Objective
Return exactly the lines from the "Transcribe the text in this document." line through the last line of the entries below. Include no pictures.
□ □ □ □ □
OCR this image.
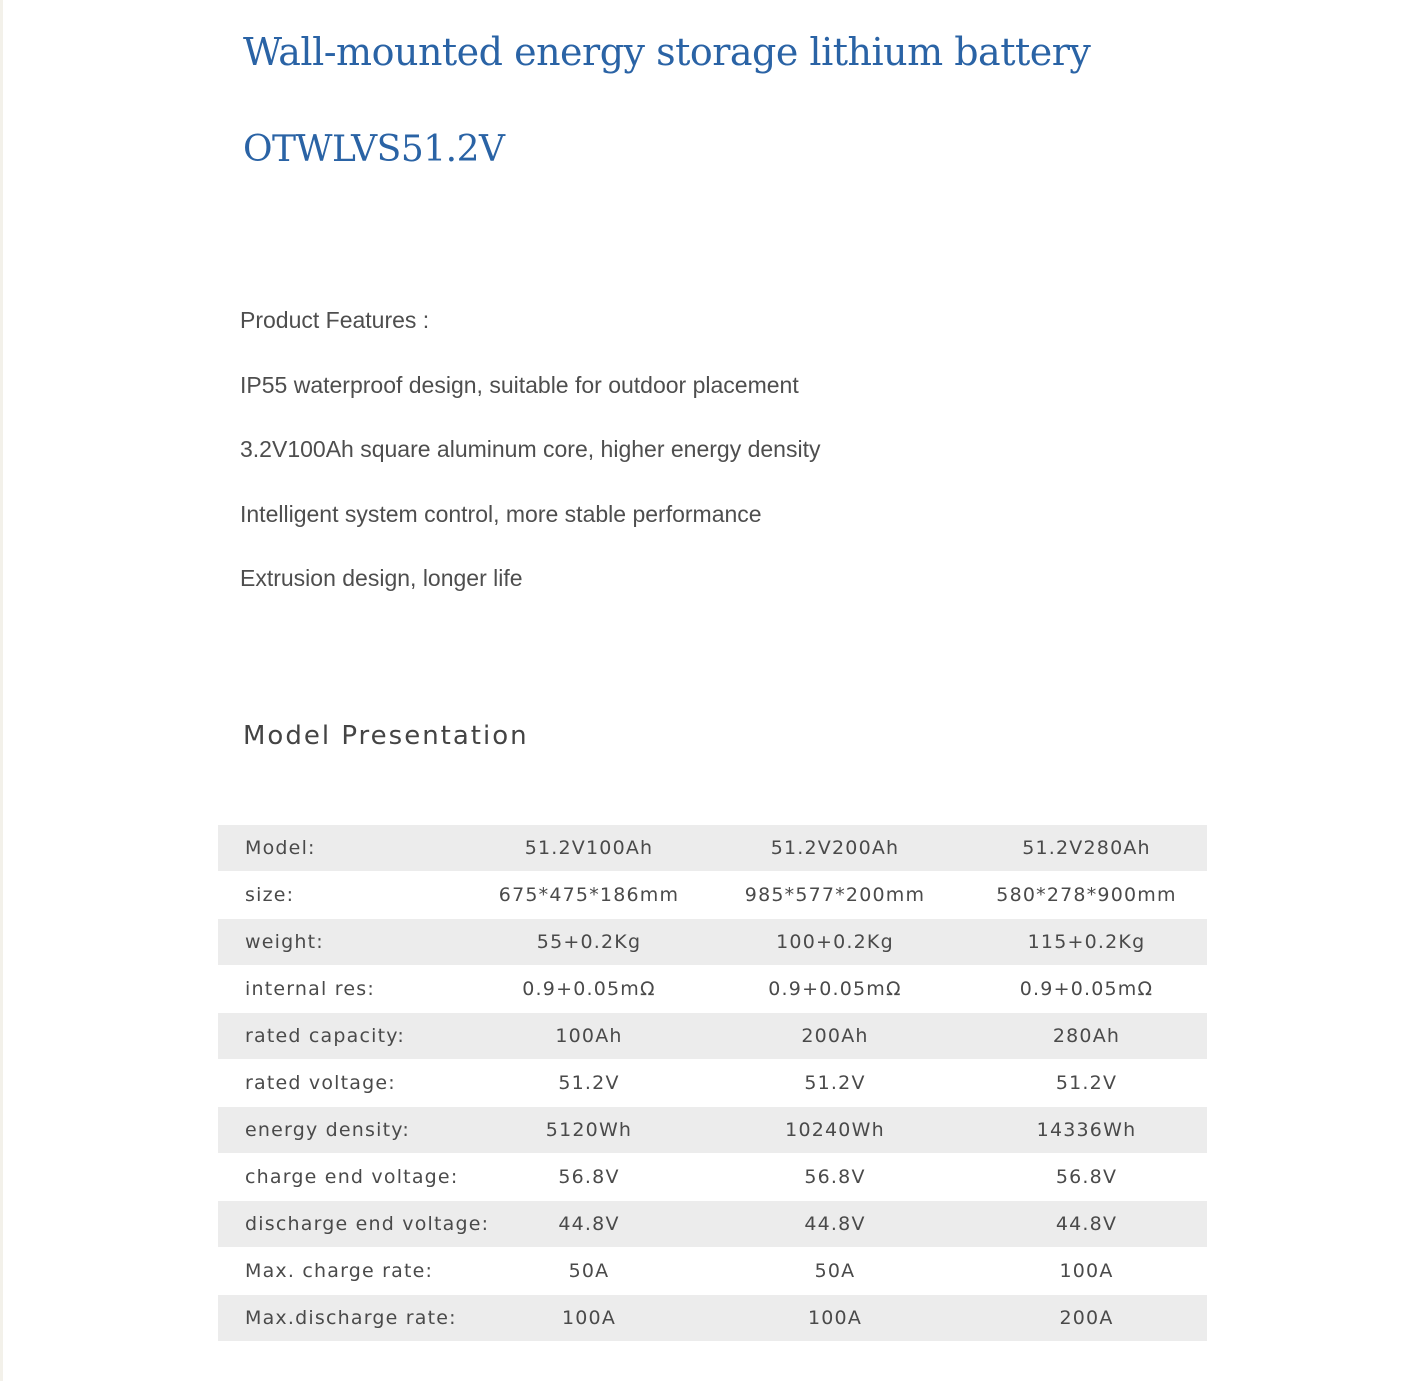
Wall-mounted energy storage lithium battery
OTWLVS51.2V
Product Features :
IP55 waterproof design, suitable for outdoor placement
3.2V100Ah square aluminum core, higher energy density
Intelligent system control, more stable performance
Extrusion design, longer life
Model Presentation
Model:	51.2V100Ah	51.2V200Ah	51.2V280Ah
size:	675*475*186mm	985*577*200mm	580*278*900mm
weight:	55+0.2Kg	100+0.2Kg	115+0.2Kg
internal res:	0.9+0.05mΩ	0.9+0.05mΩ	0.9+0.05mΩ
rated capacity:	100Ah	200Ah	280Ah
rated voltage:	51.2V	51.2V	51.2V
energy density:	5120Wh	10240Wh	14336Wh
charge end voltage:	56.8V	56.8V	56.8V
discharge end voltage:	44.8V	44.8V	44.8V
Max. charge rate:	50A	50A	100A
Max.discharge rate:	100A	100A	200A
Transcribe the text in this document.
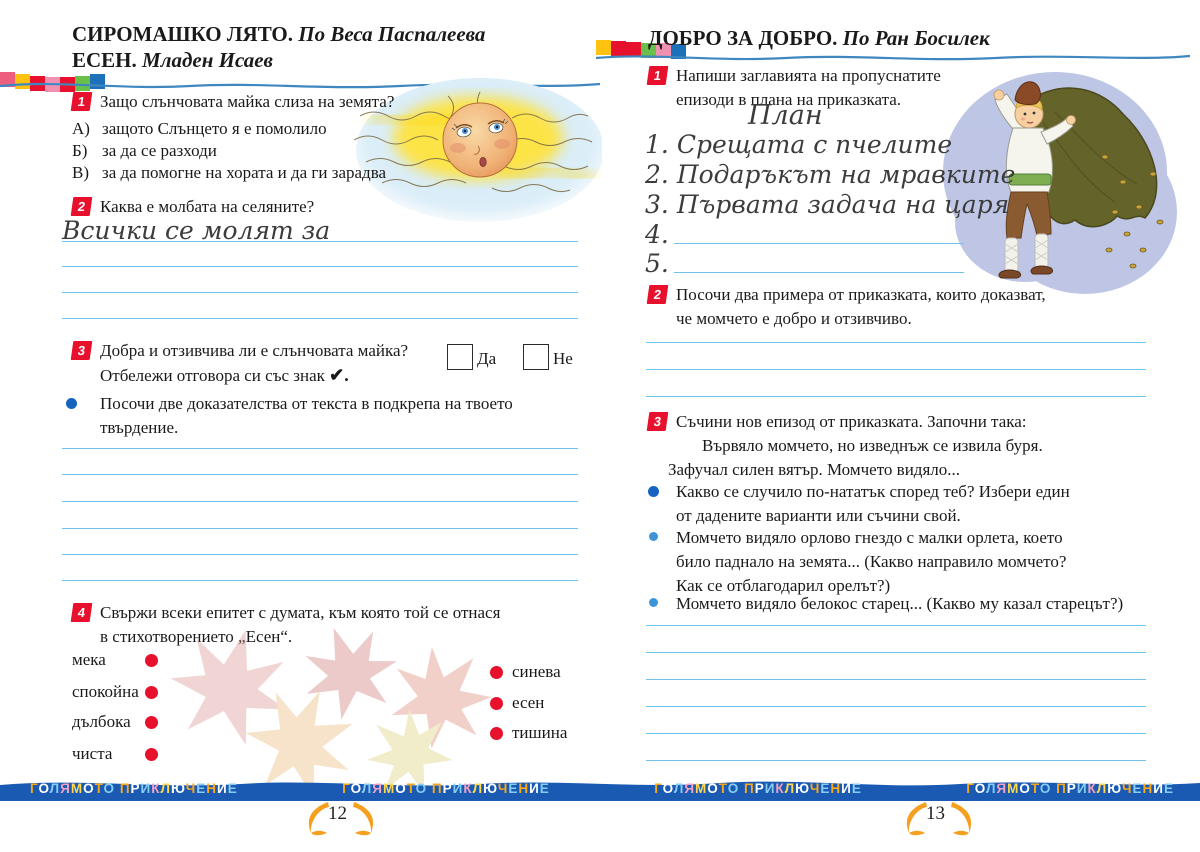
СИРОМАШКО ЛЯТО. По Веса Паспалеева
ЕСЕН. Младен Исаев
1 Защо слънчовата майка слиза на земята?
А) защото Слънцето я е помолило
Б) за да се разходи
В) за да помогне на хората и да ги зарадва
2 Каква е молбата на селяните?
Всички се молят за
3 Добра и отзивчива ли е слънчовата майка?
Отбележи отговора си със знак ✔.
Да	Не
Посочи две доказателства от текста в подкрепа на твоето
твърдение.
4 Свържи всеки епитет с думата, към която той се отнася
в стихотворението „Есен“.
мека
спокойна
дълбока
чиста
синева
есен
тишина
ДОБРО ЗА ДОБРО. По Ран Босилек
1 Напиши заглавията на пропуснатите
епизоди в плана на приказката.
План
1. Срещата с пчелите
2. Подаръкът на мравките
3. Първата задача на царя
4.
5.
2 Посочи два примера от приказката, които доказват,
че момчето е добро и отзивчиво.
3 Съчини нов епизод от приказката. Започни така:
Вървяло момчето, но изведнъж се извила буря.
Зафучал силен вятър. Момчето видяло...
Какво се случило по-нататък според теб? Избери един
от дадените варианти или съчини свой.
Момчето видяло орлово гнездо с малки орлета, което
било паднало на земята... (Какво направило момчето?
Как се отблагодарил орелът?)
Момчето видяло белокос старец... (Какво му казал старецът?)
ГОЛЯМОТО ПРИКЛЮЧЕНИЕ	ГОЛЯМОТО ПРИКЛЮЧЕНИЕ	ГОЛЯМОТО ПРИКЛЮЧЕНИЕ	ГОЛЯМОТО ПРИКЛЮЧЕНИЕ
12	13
□ □ □ □ □
Finished task
Transcribe the text in this document.
СИРОМАШКО ЛЯТО. По Веса Паспалеева
ЕСЕН. Младен Исаев
1 Защо слънчовата майка слиза на земята?
А) защото Слънцето я е помолило
Б) за да се разходи
В) за да помогне на хората и да ги зарадва
2 Каква е молбата на селяните?
Всички се молят за
3 Добра и отзивчива ли е слънчовата майка?
Отбележи отговора си със знак ✔.
Да	Не
Посочи две доказателства от текста в подкрепа на твоето
твърдение.
4 Свържи всеки епитет с думата, към която той се отнася
в стихотворението „Есен“.
мека
спокойна
дълбока
чиста
синева
есен
тишина
ДОБРО ЗА ДОБРО. По Ран Босилек
1 Напиши заглавията на пропуснатите
епизоди в плана на приказката.
План
1. Срещата с пчелите
2. Подаръкът на мравките
3. Първата задача на царя
4.
5.
2 Посочи два примера от приказката, които доказват,
че момчето е добро и отзивчиво.
3 Съчини нов епизод от приказката. Започни така:
Вървяло момчето, но изведнъж се извила буря.
Зафучал силен вятър. Момчето видяло...
Какво се случило по-нататък според теб? Избери един
от дадените варианти или съчини свой.
Момчето видяло орлово гнездо с малки орлета, което
било паднало на земята... (Какво направило момчето?
Как се отблагодарил орелът?)
Момчето видяло белокос старец... (Какво му казал старецът?)
ГОЛЯМОТО ПРИКЛЮЧЕНИЕ	ГОЛЯМОТО ПРИКЛЮЧЕНИЕ	ГОЛЯМОТО ПРИКЛЮЧЕНИЕ	ГОЛЯМОТО ПРИКЛЮЧЕНИЕ
12	13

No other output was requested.